*What you are asked to do*: Below are some records. Pull every line that contains the word "name".

··· Data listing

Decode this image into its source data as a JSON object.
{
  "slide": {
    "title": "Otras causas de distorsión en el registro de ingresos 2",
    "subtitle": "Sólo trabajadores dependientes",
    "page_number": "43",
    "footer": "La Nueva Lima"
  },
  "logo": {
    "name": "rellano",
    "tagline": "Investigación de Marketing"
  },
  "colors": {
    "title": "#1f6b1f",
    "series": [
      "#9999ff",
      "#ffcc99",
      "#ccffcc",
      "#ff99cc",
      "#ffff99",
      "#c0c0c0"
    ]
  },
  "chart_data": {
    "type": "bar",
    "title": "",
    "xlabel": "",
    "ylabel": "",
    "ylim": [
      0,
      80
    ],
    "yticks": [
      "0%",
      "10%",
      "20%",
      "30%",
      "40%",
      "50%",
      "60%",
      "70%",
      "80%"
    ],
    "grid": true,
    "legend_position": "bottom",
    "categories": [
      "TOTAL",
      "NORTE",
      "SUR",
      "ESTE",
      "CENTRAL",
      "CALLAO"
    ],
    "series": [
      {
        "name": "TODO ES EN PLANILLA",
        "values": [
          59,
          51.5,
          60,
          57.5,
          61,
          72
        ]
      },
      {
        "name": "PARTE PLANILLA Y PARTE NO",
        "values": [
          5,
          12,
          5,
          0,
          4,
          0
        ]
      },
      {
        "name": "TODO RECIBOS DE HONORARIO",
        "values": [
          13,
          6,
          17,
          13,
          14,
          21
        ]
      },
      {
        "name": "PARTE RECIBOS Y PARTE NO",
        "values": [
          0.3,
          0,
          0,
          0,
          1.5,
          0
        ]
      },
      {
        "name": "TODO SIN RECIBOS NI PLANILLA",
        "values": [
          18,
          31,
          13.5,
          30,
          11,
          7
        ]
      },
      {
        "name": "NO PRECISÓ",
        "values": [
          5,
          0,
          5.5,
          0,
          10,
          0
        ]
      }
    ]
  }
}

······

*Completed exercise*:
    "name": "rellano",
        "name": "TODO ES EN PLANILLA",
        "name": "PARTE PLANILLA Y PARTE NO",
        "name": "TODO RECIBOS DE HONORARIO",
        "name": "PARTE RECIBOS Y PARTE NO",
        "name": "TODO SIN RECIBOS NI PLANILLA",
        "name": "NO PRECISÓ",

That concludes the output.